INSTRUCTIONS –
(A) Please output, without changes, the part of the Iceberg version-hint comment that opens with the words containing "You are viewing" and closes with "more hdfs requests.".
(B) Carry the Iceberg version-hint comment on past its final sentence, writing the next part in the same voice.

* BEGIN SOURCE EXTRACT *

You are viewing a plain text version of this content. The canonical link for it is here.
Posted to issues@iceberg.apache.org by GitBox <gi...@apache.org> on 2020/10/14 20:45:01 UTC
[GitHub] [iceberg] fbocse commented on issue #1496: Update version-hint.txt atomically

fbocse commented on issue #1496:
URL: https://github.com/apache/iceberg/issues/1496#issuecomment-708650031


   @pvary thank you for following up on this - I think that the solution you are considering reproduces the behaviour we are seeing for the server-side implementation of `create(overwrite=true)` used by Iceberg to override the `version-hint.txt` file. I don't think that in our particular case this is necessarily going to be a benefit at the "expense" of a couple of more hdfs requests.
   
   However your thoughts got me thinking too, especially with the new fallback behaviour in place. I wouldn't necessarily advertise using more APIs than necessary to implement optimistic locking because we're also exposing more edge-cases, I was thinking about this one in particular, accounting for your proposal:
   
   -1. writer reads version-hint.txt (with content 17)
   0. writer create(overwrite=false) v18.metadata.json
   1. writer create(overwrite=false) file version-hint-18.txt (with content 18)
   2. writer deletes version-hint.txt (with content 17)
   3. writer moves version-hint-18.txt to version-hint.txt  (with content 18)

* END SOURCE EXTRACT *
* BEGIN INFORMATION SUPPLIED *

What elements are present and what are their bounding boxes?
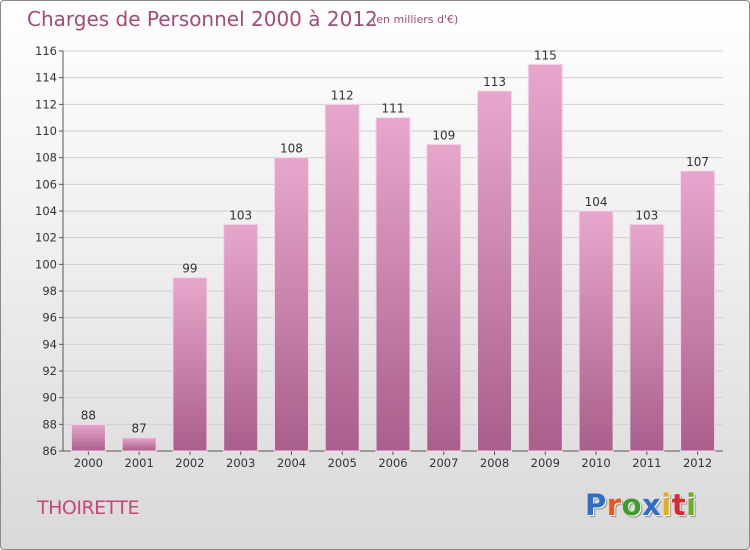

* END INFORMATION SUPPLIED *

IN RESPONSE –
(A)
You are viewing a plain text version of this content. The canonical link for it is here.
Posted to issues@iceberg.apache.org by GitBox <gi...@apache.org> on 2020/10/14 20:45:01 UTC
[GitHub] [iceberg] fbocse commented on issue #1496: Update version-hint.txt atomically

fbocse commented on issue #1496:
URL: https://github.com/apache/iceberg/issues/1496#issuecomment-708650031


   @pvary thank you for following up on this - I think that the solution you are considering reproduces the behaviour we are seeing for the server-side implementation of `create(overwrite=true)` used by Iceberg to override the `version-hint.txt` file. I don't think that in our particular case this is necessarily going to be a benefit at the "expense" of a couple of more hdfs requests.

(B)
   If between 2 and 3 a NEW writer attempts to commit it will fail to load `version-hint.txt` and it will fallback to directory listing instead - then it finds v18.metadata.json as the greatest version and continues to write v19.metadata.json and to commit its new version to the version-hint.txt file.
   If it so happens that the NEW writer also manages to commit its own 2 and 3 steps (unlikely but not impossible, think GC pause?) before the initial writer does we might end up with version 19 being overridden by version 18. This is a classic dead-lock.
   This basically "locks" the table for any subsequent writers - cause new writers will find version-hint.txt and load value 18, increment that value to resolve the version they should write a new metadata file for but fail to do so since there already is a v19.metadata.json file.
   
   I think that this behaviour is present today should the client exit unexpectedly right before replacing version-hint.txt. 
   But to that edge-case this implementation adds an edge case of a different category, it relates to the distributed nature of writers attempting to replace the same resource.
   
   Also looking at your suggestion I think that if any writer exits unexpectedly before step 3 I assume version-hint.txt file is never going to be materialized and all subsequent writers will fallback to directory listing for version resolution, right? I assume that resolving the version-hint.txt file doesn't involve also to write the version to the file as well.
   
   My suggestion is we'd also extract the current implementation of `HadoopTableOperations:writeVersionHint` and `HadoopTableOperations:readVersionHint` to something we can override by using the APIs that provide the right atomic and consistency guarantees - say dir listing provides read-after-write guarantees and we also get atomic create(overwrite=false) guarantees we can implement version resolution on top of those - each new version is a new version file, every writer attempts to delete older versions than say last 10 so we keep dir listing in constant time


----------------------------------------------------------------
This is an automated message from the Apache Git Service.
To respond to the message, please log on to GitHub and use the
URL above to go to the specific comment.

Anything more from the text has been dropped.